### WHAT IS NEEDED
Print out every line, exactly as written.

----

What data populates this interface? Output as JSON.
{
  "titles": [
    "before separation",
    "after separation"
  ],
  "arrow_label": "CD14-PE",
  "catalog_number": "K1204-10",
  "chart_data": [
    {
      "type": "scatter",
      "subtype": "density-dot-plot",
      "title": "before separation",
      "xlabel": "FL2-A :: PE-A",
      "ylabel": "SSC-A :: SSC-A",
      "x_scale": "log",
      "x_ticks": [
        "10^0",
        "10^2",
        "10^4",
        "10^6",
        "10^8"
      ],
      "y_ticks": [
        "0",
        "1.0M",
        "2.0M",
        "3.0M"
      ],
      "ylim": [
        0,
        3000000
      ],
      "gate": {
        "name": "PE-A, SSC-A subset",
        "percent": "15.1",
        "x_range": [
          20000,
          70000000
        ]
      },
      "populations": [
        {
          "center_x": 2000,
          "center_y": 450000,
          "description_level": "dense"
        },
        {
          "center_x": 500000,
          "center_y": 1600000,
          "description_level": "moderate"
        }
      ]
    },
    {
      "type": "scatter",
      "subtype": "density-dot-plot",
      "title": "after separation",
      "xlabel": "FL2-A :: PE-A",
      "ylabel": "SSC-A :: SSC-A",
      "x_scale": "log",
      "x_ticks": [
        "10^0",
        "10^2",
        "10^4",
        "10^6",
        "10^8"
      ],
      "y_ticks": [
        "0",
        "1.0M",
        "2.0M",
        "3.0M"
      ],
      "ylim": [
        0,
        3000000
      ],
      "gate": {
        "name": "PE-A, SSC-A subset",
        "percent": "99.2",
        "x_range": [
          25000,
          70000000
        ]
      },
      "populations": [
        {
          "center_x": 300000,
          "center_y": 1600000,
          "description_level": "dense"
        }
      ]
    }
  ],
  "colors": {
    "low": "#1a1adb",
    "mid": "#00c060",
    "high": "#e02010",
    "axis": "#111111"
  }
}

----

### WRITTEN RESPONSE
What data populates this interface? Output as JSON.
{
  "titles": [
    "before separation",
    "after separation"
  ],
  "arrow_label": "CD14-PE",
  "catalog_number": "K1204-10",
  "chart_data": [
    {
      "type": "scatter",
      "subtype": "density-dot-plot",
      "title": "before separation",
      "xlabel": "FL2-A :: PE-A",
      "ylabel": "SSC-A :: SSC-A",
      "x_scale": "log",
      "x_ticks": [
        "10^0",
        "10^2",
        "10^4",
        "10^6",
        "10^8"
      ],
      "y_ticks": [
        "0",
        "1.0M",
        "2.0M",
        "3.0M"
      ],
      "ylim": [
        0,
        3000000
      ],
      "gate": {
        "name": "PE-A, SSC-A subset",
        "percent": "15.1",
        "x_range": [
          20000,
          70000000
        ]
      },
      "populations": [
        {
          "center_x": 2000,
          "center_y": 450000,
          "description_level": "dense"
        },
        {
          "center_x": 500000,
          "center_y": 1600000,
          "description_level": "moderate"
        }
      ]
    },
    {
      "type": "scatter",
      "subtype": "density-dot-plot",
      "title": "after separation",
      "xlabel": "FL2-A :: PE-A",
      "ylabel": "SSC-A :: SSC-A",
      "x_scale": "log",
      "x_ticks": [
        "10^0",
        "10^2",
        "10^4",
        "10^6",
        "10^8"
      ],
      "y_ticks": [
        "0",
        "1.0M",
        "2.0M",
        "3.0M"
      ],
      "ylim": [
        0,
        3000000
      ],
      "gate": {
        "name": "PE-A, SSC-A subset",
        "percent": "99.2",
        "x_range": [
          25000,
          70000000
        ]
      },
      "populations": [
        {
          "center_x": 300000,
          "center_y": 1600000,
          "description_level": "dense"
        }
      ]
    }
  ],
  "colors": {
    "low": "#1a1adb",
    "mid": "#00c060",
    "high": "#e02010",
    "axis": "#111111"
  }
}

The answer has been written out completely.